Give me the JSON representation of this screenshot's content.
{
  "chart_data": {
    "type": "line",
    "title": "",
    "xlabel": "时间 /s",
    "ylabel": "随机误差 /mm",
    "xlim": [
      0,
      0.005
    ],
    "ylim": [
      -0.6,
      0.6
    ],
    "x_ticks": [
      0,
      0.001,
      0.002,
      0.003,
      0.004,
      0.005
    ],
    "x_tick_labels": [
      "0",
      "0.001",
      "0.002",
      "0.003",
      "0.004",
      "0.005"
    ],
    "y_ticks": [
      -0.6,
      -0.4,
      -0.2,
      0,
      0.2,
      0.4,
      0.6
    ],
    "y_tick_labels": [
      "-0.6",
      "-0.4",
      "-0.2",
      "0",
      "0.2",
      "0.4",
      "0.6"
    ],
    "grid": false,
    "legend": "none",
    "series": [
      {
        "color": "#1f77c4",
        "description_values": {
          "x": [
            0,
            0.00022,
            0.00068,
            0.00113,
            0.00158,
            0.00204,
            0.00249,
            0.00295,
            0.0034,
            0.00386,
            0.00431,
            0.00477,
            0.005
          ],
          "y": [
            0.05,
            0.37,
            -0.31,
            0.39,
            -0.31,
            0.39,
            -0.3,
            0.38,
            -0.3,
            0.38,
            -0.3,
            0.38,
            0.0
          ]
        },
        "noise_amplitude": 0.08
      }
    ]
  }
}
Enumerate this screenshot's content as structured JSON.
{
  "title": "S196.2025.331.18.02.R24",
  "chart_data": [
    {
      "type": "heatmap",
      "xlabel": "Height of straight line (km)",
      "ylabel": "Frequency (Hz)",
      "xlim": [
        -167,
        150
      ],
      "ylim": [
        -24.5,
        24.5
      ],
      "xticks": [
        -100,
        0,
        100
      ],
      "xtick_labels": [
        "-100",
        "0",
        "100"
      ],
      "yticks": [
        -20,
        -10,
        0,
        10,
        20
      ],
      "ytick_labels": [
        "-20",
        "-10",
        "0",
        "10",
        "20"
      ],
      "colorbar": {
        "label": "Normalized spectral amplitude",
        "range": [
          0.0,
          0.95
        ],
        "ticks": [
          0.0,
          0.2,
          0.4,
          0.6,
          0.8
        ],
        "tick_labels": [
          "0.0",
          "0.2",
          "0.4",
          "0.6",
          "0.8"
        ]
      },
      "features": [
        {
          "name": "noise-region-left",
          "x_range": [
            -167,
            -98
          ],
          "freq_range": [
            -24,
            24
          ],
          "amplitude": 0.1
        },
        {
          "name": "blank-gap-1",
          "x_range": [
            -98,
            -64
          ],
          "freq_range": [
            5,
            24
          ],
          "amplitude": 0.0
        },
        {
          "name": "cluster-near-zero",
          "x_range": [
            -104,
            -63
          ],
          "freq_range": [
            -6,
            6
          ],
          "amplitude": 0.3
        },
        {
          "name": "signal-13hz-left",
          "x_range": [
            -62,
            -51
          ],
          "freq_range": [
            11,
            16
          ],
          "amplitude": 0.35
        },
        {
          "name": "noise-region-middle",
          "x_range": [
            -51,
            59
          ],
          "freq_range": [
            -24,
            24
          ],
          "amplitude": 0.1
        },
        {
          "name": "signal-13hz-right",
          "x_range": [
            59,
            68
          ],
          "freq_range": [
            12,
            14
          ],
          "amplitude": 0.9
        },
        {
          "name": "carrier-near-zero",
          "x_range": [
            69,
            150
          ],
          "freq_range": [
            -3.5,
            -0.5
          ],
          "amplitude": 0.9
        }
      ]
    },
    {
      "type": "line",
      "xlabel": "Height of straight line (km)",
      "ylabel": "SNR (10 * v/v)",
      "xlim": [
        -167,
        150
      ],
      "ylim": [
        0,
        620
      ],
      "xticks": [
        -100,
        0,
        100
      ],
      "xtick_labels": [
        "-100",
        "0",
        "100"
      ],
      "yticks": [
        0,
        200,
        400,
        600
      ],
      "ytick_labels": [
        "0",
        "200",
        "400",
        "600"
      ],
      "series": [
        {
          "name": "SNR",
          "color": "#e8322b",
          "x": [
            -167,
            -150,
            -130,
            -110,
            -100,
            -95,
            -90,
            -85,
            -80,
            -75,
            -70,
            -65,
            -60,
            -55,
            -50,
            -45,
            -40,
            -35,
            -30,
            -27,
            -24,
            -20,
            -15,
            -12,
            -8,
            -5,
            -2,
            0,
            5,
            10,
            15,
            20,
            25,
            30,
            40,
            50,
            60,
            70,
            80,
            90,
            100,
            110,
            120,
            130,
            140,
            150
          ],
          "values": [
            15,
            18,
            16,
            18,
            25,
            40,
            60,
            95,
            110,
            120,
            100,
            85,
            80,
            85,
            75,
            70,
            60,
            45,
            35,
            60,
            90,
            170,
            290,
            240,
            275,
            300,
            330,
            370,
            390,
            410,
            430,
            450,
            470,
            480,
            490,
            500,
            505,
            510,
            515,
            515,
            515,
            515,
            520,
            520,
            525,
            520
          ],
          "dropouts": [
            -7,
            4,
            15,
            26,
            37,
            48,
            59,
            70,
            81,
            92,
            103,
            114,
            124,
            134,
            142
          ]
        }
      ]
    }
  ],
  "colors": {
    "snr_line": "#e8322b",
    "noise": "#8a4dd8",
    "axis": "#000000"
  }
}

Task statement — Pick out the lines that include the word "region" and write them out.

Result of the exercise —
          "name": "noise-region-left",
          "name": "noise-region-middle",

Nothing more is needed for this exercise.